+++ Data for this task
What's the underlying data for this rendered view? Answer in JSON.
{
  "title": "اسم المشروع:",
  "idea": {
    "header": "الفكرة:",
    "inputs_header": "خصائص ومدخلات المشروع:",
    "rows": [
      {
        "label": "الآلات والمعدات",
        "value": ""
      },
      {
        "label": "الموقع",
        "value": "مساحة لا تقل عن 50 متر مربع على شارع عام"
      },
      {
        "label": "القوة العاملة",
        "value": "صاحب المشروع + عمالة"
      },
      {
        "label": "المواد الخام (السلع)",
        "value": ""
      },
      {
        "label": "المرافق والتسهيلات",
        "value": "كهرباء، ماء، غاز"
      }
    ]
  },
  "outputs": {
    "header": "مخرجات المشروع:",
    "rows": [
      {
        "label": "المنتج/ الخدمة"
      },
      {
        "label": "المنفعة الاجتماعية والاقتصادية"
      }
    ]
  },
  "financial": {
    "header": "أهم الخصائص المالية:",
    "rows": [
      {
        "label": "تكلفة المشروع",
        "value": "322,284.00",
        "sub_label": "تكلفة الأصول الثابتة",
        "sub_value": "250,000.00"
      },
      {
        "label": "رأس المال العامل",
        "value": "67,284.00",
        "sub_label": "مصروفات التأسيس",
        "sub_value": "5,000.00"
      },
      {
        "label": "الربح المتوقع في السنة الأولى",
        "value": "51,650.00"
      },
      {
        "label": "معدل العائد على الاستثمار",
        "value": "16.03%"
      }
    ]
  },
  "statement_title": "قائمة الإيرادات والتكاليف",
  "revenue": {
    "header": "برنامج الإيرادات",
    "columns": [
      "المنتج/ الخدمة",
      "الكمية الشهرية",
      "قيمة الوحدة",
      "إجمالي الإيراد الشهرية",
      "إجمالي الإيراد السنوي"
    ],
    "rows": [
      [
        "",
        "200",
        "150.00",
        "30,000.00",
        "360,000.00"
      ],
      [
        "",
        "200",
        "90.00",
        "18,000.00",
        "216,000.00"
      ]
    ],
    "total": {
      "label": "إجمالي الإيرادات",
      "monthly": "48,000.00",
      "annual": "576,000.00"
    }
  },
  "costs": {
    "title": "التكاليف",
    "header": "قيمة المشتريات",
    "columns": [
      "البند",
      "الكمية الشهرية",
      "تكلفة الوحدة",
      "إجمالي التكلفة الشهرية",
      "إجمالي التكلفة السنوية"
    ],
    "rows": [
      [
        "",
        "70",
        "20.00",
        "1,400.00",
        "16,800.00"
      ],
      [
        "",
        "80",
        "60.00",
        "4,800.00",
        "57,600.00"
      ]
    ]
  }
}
++++++
Transcribe every entry verbatim.

▶ _Answer to this exercise_:
What's the underlying data for this rendered view? Answer in JSON.
{
  "title": "اسم المشروع:",
  "idea": {
    "header": "الفكرة:",
    "inputs_header": "خصائص ومدخلات المشروع:",
    "rows": [
      {
        "label": "الآلات والمعدات",
        "value": ""
      },
      {
        "label": "الموقع",
        "value": "مساحة لا تقل عن 50 متر مربع على شارع عام"
      },
      {
        "label": "القوة العاملة",
        "value": "صاحب المشروع + عمالة"
      },
      {
        "label": "المواد الخام (السلع)",
        "value": ""
      },
      {
        "label": "المرافق والتسهيلات",
        "value": "كهرباء، ماء، غاز"
      }
    ]
  },
  "outputs": {
    "header": "مخرجات المشروع:",
    "rows": [
      {
        "label": "المنتج/ الخدمة"
      },
      {
        "label": "المنفعة الاجتماعية والاقتصادية"
      }
    ]
  },
  "financial": {
    "header": "أهم الخصائص المالية:",
    "rows": [
      {
        "label": "تكلفة المشروع",
        "value": "322,284.00",
        "sub_label": "تكلفة الأصول الثابتة",
        "sub_value": "250,000.00"
      },
      {
        "label": "رأس المال العامل",
        "value": "67,284.00",
        "sub_label": "مصروفات التأسيس",
        "sub_value": "5,000.00"
      },
      {
        "label": "الربح المتوقع في السنة الأولى",
        "value": "51,650.00"
      },
      {
        "label": "معدل العائد على الاستثمار",
        "value": "16.03%"
      }
    ]
  },
  "statement_title": "قائمة الإيرادات والتكاليف",
  "revenue": {
    "header": "برنامج الإيرادات",
    "columns": [
      "المنتج/ الخدمة",
      "الكمية الشهرية",
      "قيمة الوحدة",
      "إجمالي الإيراد الشهرية",
      "إجمالي الإيراد السنوي"
    ],
    "rows": [
      [
        "",
        "200",
        "150.00",
        "30,000.00",
        "360,000.00"
      ],
      [
        "",
        "200",
        "90.00",
        "18,000.00",
        "216,000.00"
      ]
    ],
    "total": {
      "label": "إجمالي الإيرادات",
      "monthly": "48,000.00",
      "annual": "576,000.00"
    }
  },
  "costs": {
    "title": "التكاليف",
    "header": "قيمة المشتريات",
    "columns": [
      "البند",
      "الكمية الشهرية",
      "تكلفة الوحدة",
      "إجمالي التكلفة الشهرية",
      "إجمالي التكلفة السنوية"
    ],
    "rows": [
      [
        "",
        "70",
        "20.00",
        "1,400.00",
        "16,800.00"
      ],
      [
        "",
        "80",
        "60.00",
        "4,800.00",
        "57,600.00"
      ]
    ]
  }
}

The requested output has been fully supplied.